## EXERCISE INPUTS
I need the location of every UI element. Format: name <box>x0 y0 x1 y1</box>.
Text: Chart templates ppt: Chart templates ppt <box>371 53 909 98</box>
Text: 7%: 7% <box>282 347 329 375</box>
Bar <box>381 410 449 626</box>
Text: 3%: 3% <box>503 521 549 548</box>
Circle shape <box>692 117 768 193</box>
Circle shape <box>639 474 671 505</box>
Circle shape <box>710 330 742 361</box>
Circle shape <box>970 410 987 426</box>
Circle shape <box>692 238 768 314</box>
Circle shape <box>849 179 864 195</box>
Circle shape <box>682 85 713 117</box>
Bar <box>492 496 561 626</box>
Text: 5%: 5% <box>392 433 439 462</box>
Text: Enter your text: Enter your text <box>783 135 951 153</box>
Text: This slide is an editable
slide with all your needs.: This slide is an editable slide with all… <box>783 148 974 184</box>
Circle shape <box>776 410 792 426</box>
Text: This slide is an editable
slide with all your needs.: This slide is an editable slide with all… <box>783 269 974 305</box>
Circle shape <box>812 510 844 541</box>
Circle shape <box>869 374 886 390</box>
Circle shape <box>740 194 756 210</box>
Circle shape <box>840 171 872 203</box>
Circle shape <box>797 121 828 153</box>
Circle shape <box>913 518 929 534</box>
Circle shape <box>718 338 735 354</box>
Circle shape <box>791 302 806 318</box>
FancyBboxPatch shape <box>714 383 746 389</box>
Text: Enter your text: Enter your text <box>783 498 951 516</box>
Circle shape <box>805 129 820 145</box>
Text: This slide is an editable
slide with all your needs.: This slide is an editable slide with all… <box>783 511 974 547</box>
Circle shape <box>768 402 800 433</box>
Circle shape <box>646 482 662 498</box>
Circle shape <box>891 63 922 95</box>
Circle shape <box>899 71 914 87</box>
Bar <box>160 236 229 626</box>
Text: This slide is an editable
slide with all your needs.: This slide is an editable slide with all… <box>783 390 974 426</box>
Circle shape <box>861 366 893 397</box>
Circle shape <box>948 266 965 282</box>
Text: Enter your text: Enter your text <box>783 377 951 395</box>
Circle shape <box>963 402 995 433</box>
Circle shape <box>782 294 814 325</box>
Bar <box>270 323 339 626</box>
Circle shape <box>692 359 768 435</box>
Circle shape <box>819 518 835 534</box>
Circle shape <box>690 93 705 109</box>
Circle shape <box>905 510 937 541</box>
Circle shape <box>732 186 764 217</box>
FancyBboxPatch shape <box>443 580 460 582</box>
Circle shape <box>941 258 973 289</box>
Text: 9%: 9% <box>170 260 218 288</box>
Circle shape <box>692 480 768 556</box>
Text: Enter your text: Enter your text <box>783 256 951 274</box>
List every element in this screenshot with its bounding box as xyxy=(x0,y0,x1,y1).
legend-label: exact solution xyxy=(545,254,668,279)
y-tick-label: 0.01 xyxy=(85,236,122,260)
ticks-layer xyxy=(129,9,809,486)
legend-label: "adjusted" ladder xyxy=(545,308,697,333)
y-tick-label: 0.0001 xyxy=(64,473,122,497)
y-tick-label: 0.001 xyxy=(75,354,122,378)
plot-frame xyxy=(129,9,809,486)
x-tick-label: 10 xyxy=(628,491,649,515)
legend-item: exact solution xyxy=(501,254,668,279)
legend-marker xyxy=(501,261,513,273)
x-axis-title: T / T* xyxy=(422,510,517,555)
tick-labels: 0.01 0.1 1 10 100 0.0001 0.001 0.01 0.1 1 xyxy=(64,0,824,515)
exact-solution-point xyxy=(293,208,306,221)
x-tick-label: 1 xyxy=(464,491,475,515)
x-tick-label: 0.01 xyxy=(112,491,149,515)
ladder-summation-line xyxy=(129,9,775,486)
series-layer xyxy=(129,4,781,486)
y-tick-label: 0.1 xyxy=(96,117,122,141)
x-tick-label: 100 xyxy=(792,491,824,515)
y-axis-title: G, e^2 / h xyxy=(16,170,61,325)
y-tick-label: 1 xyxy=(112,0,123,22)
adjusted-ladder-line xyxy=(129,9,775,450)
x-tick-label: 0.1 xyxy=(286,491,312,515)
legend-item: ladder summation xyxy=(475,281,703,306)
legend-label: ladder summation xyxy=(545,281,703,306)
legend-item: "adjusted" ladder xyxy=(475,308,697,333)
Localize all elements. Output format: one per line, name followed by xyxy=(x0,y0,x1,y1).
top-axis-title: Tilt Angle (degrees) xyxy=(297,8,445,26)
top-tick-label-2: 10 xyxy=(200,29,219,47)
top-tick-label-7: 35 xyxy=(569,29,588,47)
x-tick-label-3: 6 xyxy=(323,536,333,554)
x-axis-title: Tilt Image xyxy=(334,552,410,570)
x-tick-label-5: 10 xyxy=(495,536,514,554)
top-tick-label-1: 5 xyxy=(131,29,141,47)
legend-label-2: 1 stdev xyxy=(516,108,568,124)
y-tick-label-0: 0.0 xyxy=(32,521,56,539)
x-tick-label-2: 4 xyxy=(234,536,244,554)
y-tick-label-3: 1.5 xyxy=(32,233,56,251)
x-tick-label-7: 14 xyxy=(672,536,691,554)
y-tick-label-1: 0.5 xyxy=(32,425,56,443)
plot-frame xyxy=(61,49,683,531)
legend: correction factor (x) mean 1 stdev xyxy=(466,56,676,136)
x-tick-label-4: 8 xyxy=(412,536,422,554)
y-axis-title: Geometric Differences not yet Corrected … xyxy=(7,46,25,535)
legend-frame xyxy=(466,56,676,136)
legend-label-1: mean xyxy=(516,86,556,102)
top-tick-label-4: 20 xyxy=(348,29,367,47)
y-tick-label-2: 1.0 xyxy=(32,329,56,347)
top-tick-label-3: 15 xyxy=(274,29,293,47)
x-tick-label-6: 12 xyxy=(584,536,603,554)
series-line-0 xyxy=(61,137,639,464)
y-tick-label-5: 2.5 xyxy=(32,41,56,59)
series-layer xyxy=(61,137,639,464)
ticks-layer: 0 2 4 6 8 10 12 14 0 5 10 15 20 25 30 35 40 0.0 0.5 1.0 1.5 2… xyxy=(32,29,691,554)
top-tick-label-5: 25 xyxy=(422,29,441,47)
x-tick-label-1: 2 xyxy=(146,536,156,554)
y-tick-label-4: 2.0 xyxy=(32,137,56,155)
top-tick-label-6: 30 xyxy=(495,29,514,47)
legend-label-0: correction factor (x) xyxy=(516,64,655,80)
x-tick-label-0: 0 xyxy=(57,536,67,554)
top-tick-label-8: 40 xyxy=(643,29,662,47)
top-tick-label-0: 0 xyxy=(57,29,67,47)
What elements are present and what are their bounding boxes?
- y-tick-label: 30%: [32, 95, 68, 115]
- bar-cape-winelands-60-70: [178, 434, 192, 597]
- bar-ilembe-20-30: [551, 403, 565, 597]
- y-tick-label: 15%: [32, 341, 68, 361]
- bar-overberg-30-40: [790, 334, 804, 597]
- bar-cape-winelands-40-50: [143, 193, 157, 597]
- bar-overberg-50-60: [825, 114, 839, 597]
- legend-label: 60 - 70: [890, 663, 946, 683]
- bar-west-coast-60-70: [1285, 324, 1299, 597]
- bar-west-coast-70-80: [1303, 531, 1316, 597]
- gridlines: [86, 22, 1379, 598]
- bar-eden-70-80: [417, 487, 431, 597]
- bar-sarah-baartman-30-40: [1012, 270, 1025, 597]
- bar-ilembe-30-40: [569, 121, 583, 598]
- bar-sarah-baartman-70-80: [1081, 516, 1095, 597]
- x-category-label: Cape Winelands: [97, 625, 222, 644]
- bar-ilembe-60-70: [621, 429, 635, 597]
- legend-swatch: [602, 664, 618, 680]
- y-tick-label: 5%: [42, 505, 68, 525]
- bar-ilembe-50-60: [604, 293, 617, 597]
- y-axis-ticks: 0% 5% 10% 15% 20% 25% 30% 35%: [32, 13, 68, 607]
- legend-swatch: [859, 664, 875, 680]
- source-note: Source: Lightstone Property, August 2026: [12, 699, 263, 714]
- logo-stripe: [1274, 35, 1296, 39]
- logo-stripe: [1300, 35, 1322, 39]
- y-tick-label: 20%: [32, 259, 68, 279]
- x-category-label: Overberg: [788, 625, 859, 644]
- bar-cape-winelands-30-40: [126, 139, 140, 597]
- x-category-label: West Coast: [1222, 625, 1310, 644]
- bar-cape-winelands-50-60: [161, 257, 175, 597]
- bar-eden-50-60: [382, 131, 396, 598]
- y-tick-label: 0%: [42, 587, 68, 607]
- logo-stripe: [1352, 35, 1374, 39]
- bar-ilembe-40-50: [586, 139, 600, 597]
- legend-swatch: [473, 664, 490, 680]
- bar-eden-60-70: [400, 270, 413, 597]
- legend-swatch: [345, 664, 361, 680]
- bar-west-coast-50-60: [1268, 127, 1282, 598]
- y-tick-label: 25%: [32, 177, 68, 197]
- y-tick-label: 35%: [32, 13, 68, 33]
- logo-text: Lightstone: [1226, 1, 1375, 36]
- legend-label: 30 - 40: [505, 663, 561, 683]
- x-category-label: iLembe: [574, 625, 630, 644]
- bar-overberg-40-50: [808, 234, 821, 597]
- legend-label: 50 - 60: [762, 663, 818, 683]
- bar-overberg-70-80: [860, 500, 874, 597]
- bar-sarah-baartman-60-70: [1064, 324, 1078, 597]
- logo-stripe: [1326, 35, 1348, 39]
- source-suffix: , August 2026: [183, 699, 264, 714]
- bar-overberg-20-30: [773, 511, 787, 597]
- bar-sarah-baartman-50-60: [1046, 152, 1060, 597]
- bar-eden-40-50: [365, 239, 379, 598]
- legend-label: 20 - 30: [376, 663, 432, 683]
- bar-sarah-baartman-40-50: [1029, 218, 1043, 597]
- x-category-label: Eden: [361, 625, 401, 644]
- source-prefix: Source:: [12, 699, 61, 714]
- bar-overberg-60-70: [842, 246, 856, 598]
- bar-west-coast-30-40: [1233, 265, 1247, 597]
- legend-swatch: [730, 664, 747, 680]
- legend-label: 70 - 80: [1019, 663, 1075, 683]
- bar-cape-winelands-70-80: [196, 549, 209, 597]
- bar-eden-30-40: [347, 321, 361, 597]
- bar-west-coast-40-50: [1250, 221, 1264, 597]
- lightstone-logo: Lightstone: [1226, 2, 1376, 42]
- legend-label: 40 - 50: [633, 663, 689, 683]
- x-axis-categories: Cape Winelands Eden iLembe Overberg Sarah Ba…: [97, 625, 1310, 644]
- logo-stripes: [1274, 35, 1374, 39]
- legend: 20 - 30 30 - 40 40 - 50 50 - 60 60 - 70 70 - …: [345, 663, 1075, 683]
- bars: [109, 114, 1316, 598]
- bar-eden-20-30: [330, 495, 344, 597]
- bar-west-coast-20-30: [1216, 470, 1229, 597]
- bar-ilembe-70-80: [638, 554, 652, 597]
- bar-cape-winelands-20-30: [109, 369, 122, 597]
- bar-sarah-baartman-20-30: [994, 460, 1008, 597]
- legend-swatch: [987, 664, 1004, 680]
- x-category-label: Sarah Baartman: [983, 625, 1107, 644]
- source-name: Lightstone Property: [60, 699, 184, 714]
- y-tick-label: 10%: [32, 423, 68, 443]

## WHAT TO DO
Starting with the first line of the entries and ending with the line that contains "Circle shape <box>639 474 671 505</box>", set those lines out as a numbered list and omit any blank lines.

## RESULT OF THE EXERCISE
1. I need the location of every UI element. Format: name <box>x0 y0 x1 y1</box>.
2. Text: Chart templates ppt: Chart templates ppt <box>371 53 909 98</box>
3. Text: 7%: 7% <box>282 347 329 375</box>
4. Bar <box>381 410 449 626</box>
5. Text: 3%: 3% <box>503 521 549 548</box>
6. Circle shape <box>692 117 768 193</box>
7. Circle shape <box>639 474 671 505</box>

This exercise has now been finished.